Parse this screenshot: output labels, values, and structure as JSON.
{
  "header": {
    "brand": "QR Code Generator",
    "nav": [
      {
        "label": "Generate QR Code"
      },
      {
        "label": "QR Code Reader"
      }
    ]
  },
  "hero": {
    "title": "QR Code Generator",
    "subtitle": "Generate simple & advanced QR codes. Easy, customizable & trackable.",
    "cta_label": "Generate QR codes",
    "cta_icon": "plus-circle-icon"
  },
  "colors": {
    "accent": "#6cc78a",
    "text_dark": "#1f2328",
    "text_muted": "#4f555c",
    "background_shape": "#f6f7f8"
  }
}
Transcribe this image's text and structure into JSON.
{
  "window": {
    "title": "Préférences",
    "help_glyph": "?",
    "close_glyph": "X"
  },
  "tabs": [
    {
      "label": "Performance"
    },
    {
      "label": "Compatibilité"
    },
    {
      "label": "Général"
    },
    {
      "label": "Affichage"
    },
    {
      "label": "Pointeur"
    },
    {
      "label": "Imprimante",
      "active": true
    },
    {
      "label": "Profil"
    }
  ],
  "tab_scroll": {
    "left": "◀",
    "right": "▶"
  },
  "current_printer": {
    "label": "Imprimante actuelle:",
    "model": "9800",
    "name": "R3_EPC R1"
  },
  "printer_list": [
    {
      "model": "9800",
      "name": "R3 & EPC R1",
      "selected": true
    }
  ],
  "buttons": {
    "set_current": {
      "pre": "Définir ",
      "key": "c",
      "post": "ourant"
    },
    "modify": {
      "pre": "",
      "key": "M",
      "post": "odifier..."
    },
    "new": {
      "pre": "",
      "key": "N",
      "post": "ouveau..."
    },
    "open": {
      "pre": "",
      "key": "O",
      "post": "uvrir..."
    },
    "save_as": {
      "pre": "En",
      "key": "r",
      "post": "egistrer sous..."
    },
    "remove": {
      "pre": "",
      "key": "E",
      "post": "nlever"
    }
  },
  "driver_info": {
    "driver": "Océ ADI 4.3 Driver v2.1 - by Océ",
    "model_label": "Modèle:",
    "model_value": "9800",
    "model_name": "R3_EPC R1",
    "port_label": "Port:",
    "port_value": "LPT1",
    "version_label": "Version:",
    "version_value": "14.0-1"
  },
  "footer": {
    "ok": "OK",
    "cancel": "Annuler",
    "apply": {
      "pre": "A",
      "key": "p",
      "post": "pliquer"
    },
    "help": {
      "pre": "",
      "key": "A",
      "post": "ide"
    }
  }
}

--*--

EXERCISE:
Search the records for the word "Imprimante" and copy every line where it occurs.

OUTPUT OF THE TASK:
      "label": "Imprimante",
    "label": "Imprimante actuelle:",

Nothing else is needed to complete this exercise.